--- start Listed entries ---

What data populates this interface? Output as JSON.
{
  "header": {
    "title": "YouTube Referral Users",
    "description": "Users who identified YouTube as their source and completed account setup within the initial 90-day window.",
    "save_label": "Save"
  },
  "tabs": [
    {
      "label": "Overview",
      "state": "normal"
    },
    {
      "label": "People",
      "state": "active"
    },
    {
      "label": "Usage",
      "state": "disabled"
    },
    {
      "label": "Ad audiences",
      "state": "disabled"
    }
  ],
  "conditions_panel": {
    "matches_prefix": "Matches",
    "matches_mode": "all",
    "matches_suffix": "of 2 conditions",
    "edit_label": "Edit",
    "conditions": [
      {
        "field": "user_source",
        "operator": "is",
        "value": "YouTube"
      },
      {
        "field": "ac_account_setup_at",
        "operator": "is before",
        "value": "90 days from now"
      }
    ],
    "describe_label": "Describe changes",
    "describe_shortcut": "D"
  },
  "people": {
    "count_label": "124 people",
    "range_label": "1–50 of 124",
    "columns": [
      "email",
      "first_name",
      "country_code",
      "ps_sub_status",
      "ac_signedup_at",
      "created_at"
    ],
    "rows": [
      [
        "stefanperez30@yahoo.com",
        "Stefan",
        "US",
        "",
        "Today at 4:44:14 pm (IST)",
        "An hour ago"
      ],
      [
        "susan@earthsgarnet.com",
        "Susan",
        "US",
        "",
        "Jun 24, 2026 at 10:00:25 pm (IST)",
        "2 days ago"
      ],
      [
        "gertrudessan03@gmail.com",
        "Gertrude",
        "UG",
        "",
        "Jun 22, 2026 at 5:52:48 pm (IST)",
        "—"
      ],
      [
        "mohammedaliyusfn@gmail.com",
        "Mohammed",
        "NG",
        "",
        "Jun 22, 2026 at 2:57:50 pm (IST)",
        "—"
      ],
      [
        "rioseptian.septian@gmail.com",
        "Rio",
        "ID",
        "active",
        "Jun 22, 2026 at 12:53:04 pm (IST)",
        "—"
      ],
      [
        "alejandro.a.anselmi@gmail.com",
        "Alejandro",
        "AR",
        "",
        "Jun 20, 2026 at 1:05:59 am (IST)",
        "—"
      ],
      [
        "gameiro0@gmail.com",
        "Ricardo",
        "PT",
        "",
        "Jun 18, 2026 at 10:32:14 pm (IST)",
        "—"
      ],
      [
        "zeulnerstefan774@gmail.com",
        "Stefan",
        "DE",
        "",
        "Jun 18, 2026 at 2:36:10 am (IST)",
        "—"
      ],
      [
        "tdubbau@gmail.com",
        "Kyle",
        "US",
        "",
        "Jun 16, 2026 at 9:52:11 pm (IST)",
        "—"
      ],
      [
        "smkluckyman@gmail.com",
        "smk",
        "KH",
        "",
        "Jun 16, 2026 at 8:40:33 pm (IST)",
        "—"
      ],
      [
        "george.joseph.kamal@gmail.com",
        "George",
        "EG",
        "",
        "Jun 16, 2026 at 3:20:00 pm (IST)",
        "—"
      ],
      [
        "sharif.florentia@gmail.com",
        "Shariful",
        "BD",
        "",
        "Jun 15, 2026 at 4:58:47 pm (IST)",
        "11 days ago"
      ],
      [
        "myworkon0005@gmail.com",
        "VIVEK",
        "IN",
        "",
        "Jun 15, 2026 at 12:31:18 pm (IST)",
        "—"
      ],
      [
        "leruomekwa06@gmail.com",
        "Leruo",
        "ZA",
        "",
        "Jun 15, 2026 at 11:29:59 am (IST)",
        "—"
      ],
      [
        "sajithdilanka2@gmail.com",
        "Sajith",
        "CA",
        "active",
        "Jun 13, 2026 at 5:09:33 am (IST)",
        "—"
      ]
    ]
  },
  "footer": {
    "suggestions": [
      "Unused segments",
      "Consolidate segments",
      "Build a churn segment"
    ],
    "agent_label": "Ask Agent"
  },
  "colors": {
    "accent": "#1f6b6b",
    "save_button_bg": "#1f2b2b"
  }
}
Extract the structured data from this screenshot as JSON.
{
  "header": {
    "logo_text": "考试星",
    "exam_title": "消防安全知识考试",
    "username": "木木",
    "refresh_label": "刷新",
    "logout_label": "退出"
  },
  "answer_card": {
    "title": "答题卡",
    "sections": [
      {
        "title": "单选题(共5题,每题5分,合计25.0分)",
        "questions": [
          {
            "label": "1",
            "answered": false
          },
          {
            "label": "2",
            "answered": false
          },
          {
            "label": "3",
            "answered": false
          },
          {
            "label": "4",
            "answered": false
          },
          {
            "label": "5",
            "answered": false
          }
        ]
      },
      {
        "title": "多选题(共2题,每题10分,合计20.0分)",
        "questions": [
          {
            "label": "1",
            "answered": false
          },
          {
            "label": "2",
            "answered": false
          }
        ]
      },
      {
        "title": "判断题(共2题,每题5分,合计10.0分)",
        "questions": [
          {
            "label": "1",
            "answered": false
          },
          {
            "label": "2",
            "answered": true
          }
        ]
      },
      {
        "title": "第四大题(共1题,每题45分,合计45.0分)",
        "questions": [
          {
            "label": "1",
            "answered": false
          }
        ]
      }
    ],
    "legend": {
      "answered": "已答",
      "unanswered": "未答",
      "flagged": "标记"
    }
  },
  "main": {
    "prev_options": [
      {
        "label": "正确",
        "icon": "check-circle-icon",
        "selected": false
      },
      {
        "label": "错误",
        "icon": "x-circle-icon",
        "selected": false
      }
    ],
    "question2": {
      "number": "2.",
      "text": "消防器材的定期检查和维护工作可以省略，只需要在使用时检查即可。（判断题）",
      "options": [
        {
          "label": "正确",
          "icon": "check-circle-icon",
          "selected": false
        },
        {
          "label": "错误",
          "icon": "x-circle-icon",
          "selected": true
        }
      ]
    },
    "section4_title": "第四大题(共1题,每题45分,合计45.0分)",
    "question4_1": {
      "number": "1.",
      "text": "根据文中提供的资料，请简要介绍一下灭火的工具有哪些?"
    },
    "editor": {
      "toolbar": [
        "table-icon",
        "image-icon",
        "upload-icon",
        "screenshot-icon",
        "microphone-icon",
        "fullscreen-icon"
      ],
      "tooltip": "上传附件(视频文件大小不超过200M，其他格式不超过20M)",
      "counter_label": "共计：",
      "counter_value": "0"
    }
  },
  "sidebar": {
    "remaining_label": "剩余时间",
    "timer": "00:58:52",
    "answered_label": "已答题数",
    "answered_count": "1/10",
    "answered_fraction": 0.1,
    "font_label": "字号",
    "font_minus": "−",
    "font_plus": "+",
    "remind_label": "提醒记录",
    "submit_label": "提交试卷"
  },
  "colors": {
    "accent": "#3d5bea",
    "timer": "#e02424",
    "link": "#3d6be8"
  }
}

--- end Listed entries ---

**Requirements**
Print all of the data exactly as it was given.

**Solution for this exercise**
What data populates this interface? Output as JSON.
{
  "header": {
    "title": "YouTube Referral Users",
    "description": "Users who identified YouTube as their source and completed account setup within the initial 90-day window.",
    "save_label": "Save"
  },
  "tabs": [
    {
      "label": "Overview",
      "state": "normal"
    },
    {
      "label": "People",
      "state": "active"
    },
    {
      "label": "Usage",
      "state": "disabled"
    },
    {
      "label": "Ad audiences",
      "state": "disabled"
    }
  ],
  "conditions_panel": {
    "matches_prefix": "Matches",
    "matches_mode": "all",
    "matches_suffix": "of 2 conditions",
    "edit_label": "Edit",
    "conditions": [
      {
        "field": "user_source",
        "operator": "is",
        "value": "YouTube"
      },
      {
        "field": "ac_account_setup_at",
        "operator": "is before",
        "value": "90 days from now"
      }
    ],
    "describe_label": "Describe changes",
    "describe_shortcut": "D"
  },
  "people": {
    "count_label": "124 people",
    "range_label": "1–50 of 124",
    "columns": [
      "email",
      "first_name",
      "country_code",
      "ps_sub_status",
      "ac_signedup_at",
      "created_at"
    ],
    "rows": [
      [
        "stefanperez30@yahoo.com",
        "Stefan",
        "US",
        "",
        "Today at 4:44:14 pm (IST)",
        "An hour ago"
      ],
      [
        "susan@earthsgarnet.com",
        "Susan",
        "US",
        "",
        "Jun 24, 2026 at 10:00:25 pm (IST)",
        "2 days ago"
      ],
      [
        "gertrudessan03@gmail.com",
        "Gertrude",
        "UG",
        "",
        "Jun 22, 2026 at 5:52:48 pm (IST)",
        "—"
      ],
      [
        "mohammedaliyusfn@gmail.com",
        "Mohammed",
        "NG",
        "",
        "Jun 22, 2026 at 2:57:50 pm (IST)",
        "—"
      ],
      [
        "rioseptian.septian@gmail.com",
        "Rio",
        "ID",
        "active",
        "Jun 22, 2026 at 12:53:04 pm (IST)",
        "—"
      ],
      [
        "alejandro.a.anselmi@gmail.com",
        "Alejandro",
        "AR",
        "",
        "Jun 20, 2026 at 1:05:59 am (IST)",
        "—"
      ],
      [
        "gameiro0@gmail.com",
        "Ricardo",
        "PT",
        "",
        "Jun 18, 2026 at 10:32:14 pm (IST)",
        "—"
      ],
      [
        "zeulnerstefan774@gmail.com",
        "Stefan",
        "DE",
        "",
        "Jun 18, 2026 at 2:36:10 am (IST)",
        "—"
      ],
      [
        "tdubbau@gmail.com",
        "Kyle",
        "US",
        "",
        "Jun 16, 2026 at 9:52:11 pm (IST)",
        "—"
      ],
      [
        "smkluckyman@gmail.com",
        "smk",
        "KH",
        "",
        "Jun 16, 2026 at 8:40:33 pm (IST)",
        "—"
      ],
      [
        "george.joseph.kamal@gmail.com",
        "George",
        "EG",
        "",
        "Jun 16, 2026 at 3:20:00 pm (IST)",
        "—"
      ],
      [
        "sharif.florentia@gmail.com",
        "Shariful",
        "BD",
        "",
        "Jun 15, 2026 at 4:58:47 pm (IST)",
        "11 days ago"
      ],
      [
        "myworkon0005@gmail.com",
        "VIVEK",
        "IN",
        "",
        "Jun 15, 2026 at 12:31:18 pm (IST)",
        "—"
      ],
      [
        "leruomekwa06@gmail.com",
        "Leruo",
        "ZA",
        "",
        "Jun 15, 2026 at 11:29:59 am (IST)",
        "—"
      ],
      [
        "sajithdilanka2@gmail.com",
        "Sajith",
        "CA",
        "active",
        "Jun 13, 2026 at 5:09:33 am (IST)",
        "—"
      ]
    ]
  },
  "footer": {
    "suggestions": [
      "Unused segments",
      "Consolidate segments",
      "Build a churn segment"
    ],
    "agent_label": "Ask Agent"
  },
  "colors": {
    "accent": "#1f6b6b",
    "save_button_bg": "#1f2b2b"
  }
}
Extract the structured data from this screenshot as JSON.
{
  "header": {
    "logo_text": "考试星",
    "exam_title": "消防安全知识考试",
    "username": "木木",
    "refresh_label": "刷新",
    "logout_label": "退出"
  },
  "answer_card": {
    "title": "答题卡",
    "sections": [
      {
        "title": "单选题(共5题,每题5分,合计25.0分)",
        "questions": [
          {
            "label": "1",
            "answered": false
          },
          {
            "label": "2",
            "answered": false
          },
          {
            "label": "3",
            "answered": false
          },
          {
            "label": "4",
            "answered": false
          },
          {
            "label": "5",
            "answered": false
          }
        ]
      },
      {
        "title": "多选题(共2题,每题10分,合计20.0分)",
        "questions": [
          {
            "label": "1",
            "answered": false
          },
          {
            "label": "2",
            "answered": false
          }
        ]
      },
      {
        "title": "判断题(共2题,每题5分,合计10.0分)",
        "questions": [
          {
            "label": "1",
            "answered": false
          },
          {
            "label": "2",
            "answered": true
          }
        ]
      },
      {
        "title": "第四大题(共1题,每题45分,合计45.0分)",
        "questions": [
          {
            "label": "1",
            "answered": false
          }
        ]
      }
    ],
    "legend": {
      "answered": "已答",
      "unanswered": "未答",
      "flagged": "标记"
    }
  },
  "main": {
    "prev_options": [
      {
        "label": "正确",
        "icon": "check-circle-icon",
        "selected": false
      },
      {
        "label": "错误",
        "icon": "x-circle-icon",
        "selected": false
      }
    ],
    "question2": {
      "number": "2.",
      "text": "消防器材的定期检查和维护工作可以省略，只需要在使用时检查即可。（判断题）",
      "options": [
        {
          "label": "正确",
          "icon": "check-circle-icon",
          "selected": false
        },
        {
          "label": "错误",
          "icon": "x-circle-icon",
          "selected": true
        }
      ]
    },
    "section4_title": "第四大题(共1题,每题45分,合计45.0分)",
    "question4_1": {
      "number": "1.",
      "text": "根据文中提供的资料，请简要介绍一下灭火的工具有哪些?"
    },
    "editor": {
      "toolbar": [
        "table-icon",
        "image-icon",
        "upload-icon",
        "screenshot-icon",
        "microphone-icon",
        "fullscreen-icon"
      ],
      "tooltip": "上传附件(视频文件大小不超过200M，其他格式不超过20M)",
      "counter_label": "共计：",
      "counter_value": "0"
    }
  },
  "sidebar": {
    "remaining_label": "剩余时间",
    "timer": "00:58:52",
    "answered_label": "已答题数",
    "answered_count": "1/10",
    "answered_fraction": 0.1,
    "font_label": "字号",
    "font_minus": "−",
    "font_plus": "+",
    "remind_label": "提醒记录",
    "submit_label": "提交试卷"
  },
  "colors": {
    "accent": "#3d5bea",
    "timer": "#e02424",
    "link": "#3d6be8"
  }
}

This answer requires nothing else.